DIRECTIVE: Repeat the listing in full, exactly as it stands.

DATA RECORDS:
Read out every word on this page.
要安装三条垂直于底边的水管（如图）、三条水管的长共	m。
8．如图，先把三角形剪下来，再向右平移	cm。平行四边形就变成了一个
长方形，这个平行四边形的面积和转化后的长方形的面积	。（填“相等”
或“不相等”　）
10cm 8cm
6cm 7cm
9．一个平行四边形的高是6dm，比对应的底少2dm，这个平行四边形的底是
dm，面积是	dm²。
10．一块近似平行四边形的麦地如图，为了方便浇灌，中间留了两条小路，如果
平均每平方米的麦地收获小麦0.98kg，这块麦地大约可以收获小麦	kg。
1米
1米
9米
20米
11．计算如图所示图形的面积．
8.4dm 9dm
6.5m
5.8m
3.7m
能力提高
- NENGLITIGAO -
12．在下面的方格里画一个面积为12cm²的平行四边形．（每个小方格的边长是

TASK SOLUTION:
Read out every word on this page.
要安装三条垂直于底边的水管（如图）、三条水管的长共	m。
8．如图，先把三角形剪下来，再向右平移	cm。平行四边形就变成了一个
长方形，这个平行四边形的面积和转化后的长方形的面积	。（填“相等”
或“不相等”　）
10cm 8cm
6cm 7cm
9．一个平行四边形的高是6dm，比对应的底少2dm，这个平行四边形的底是
dm，面积是	dm²。
10．一块近似平行四边形的麦地如图，为了方便浇灌，中间留了两条小路，如果
平均每平方米的麦地收获小麦0.98kg，这块麦地大约可以收获小麦	kg。
1米
1米
9米
20米
11．计算如图所示图形的面积．
8.4dm 9dm
6.5m
5.8m
3.7m
能力提高
- NENGLITIGAO -
12．在下面的方格里画一个面积为12cm²的平行四边形．（每个小方格的边长是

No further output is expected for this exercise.